(Records from a collection of figures)

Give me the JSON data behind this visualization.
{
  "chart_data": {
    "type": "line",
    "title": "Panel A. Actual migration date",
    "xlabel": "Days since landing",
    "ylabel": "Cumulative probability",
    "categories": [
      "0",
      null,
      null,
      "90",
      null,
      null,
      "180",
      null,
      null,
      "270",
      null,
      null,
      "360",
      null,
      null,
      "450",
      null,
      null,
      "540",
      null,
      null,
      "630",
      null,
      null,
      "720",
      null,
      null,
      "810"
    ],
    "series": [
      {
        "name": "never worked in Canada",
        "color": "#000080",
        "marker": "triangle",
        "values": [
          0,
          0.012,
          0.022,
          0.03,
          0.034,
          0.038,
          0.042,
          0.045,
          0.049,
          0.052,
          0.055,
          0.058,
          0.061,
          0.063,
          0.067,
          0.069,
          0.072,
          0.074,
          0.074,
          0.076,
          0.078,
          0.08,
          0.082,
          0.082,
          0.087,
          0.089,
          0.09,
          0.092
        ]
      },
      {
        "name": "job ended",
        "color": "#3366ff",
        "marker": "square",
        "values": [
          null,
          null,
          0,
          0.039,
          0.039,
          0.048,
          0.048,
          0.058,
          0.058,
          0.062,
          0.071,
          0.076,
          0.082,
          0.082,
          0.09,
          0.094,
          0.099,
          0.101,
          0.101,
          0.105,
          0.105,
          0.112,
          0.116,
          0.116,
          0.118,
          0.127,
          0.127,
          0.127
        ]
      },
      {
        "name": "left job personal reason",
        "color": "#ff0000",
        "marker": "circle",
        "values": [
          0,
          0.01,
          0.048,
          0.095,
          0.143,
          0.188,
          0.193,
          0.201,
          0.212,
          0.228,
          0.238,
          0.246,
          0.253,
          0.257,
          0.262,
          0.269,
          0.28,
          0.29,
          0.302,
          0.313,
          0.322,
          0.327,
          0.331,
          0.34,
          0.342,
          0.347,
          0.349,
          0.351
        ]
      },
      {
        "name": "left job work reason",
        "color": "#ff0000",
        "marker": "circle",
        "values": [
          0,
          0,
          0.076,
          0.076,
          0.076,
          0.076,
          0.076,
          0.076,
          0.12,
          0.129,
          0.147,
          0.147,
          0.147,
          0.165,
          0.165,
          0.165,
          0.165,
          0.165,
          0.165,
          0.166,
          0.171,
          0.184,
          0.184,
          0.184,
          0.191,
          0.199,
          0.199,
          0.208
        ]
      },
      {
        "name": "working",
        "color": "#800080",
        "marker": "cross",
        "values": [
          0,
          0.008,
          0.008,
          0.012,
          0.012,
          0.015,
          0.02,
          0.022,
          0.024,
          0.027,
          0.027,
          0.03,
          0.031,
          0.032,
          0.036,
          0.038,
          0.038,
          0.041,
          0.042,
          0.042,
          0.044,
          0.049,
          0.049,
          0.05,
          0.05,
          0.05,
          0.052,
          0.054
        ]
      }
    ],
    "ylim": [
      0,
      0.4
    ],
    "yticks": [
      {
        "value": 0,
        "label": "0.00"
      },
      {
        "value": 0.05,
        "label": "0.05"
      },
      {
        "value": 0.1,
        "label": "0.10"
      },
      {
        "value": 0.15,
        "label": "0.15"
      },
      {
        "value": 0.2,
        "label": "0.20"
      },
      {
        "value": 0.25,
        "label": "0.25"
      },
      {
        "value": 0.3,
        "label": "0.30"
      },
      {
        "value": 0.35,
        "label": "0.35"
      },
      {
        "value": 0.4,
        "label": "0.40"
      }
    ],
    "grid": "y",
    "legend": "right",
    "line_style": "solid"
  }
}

→ The problem:
Repeat the material above exactly.

→ Complete output:
Give me the JSON data behind this visualization.
{
  "chart_data": {
    "type": "line",
    "title": "Panel A. Actual migration date",
    "xlabel": "Days since landing",
    "ylabel": "Cumulative probability",
    "categories": [
      "0",
      null,
      null,
      "90",
      null,
      null,
      "180",
      null,
      null,
      "270",
      null,
      null,
      "360",
      null,
      null,
      "450",
      null,
      null,
      "540",
      null,
      null,
      "630",
      null,
      null,
      "720",
      null,
      null,
      "810"
    ],
    "series": [
      {
        "name": "never worked in Canada",
        "color": "#000080",
        "marker": "triangle",
        "values": [
          0,
          0.012,
          0.022,
          0.03,
          0.034,
          0.038,
          0.042,
          0.045,
          0.049,
          0.052,
          0.055,
          0.058,
          0.061,
          0.063,
          0.067,
          0.069,
          0.072,
          0.074,
          0.074,
          0.076,
          0.078,
          0.08,
          0.082,
          0.082,
          0.087,
          0.089,
          0.09,
          0.092
        ]
      },
      {
        "name": "job ended",
        "color": "#3366ff",
        "marker": "square",
        "values": [
          null,
          null,
          0,
          0.039,
          0.039,
          0.048,
          0.048,
          0.058,
          0.058,
          0.062,
          0.071,
          0.076,
          0.082,
          0.082,
          0.09,
          0.094,
          0.099,
          0.101,
          0.101,
          0.105,
          0.105,
          0.112,
          0.116,
          0.116,
          0.118,
          0.127,
          0.127,
          0.127
        ]
      },
      {
        "name": "left job personal reason",
        "color": "#ff0000",
        "marker": "circle",
        "values": [
          0,
          0.01,
          0.048,
          0.095,
          0.143,
          0.188,
          0.193,
          0.201,
          0.212,
          0.228,
          0.238,
          0.246,
          0.253,
          0.257,
          0.262,
          0.269,
          0.28,
          0.29,
          0.302,
          0.313,
          0.322,
          0.327,
          0.331,
          0.34,
          0.342,
          0.347,
          0.349,
          0.351
        ]
      },
      {
        "name": "left job work reason",
        "color": "#ff0000",
        "marker": "circle",
        "values": [
          0,
          0,
          0.076,
          0.076,
          0.076,
          0.076,
          0.076,
          0.076,
          0.12,
          0.129,
          0.147,
          0.147,
          0.147,
          0.165,
          0.165,
          0.165,
          0.165,
          0.165,
          0.165,
          0.166,
          0.171,
          0.184,
          0.184,
          0.184,
          0.191,
          0.199,
          0.199,
          0.208
        ]
      },
      {
        "name": "working",
        "color": "#800080",
        "marker": "cross",
        "values": [
          0,
          0.008,
          0.008,
          0.012,
          0.012,
          0.015,
          0.02,
          0.022,
          0.024,
          0.027,
          0.027,
          0.03,
          0.031,
          0.032,
          0.036,
          0.038,
          0.038,
          0.041,
          0.042,
          0.042,
          0.044,
          0.049,
          0.049,
          0.05,
          0.05,
          0.05,
          0.052,
          0.054
        ]
      }
    ],
    "ylim": [
      0,
      0.4
    ],
    "yticks": [
      {
        "value": 0,
        "label": "0.00"
      },
      {
        "value": 0.05,
        "label": "0.05"
      },
      {
        "value": 0.1,
        "label": "0.10"
      },
      {
        "value": 0.15,
        "label": "0.15"
      },
      {
        "value": 0.2,
        "label": "0.20"
      },
      {
        "value": 0.25,
        "label": "0.25"
      },
      {
        "value": 0.3,
        "label": "0.30"
      },
      {
        "value": 0.35,
        "label": "0.35"
      },
      {
        "value": 0.4,
        "label": "0.40"
      }
    ],
    "grid": "y",
    "legend": "right",
    "line_style": "solid"
  }
}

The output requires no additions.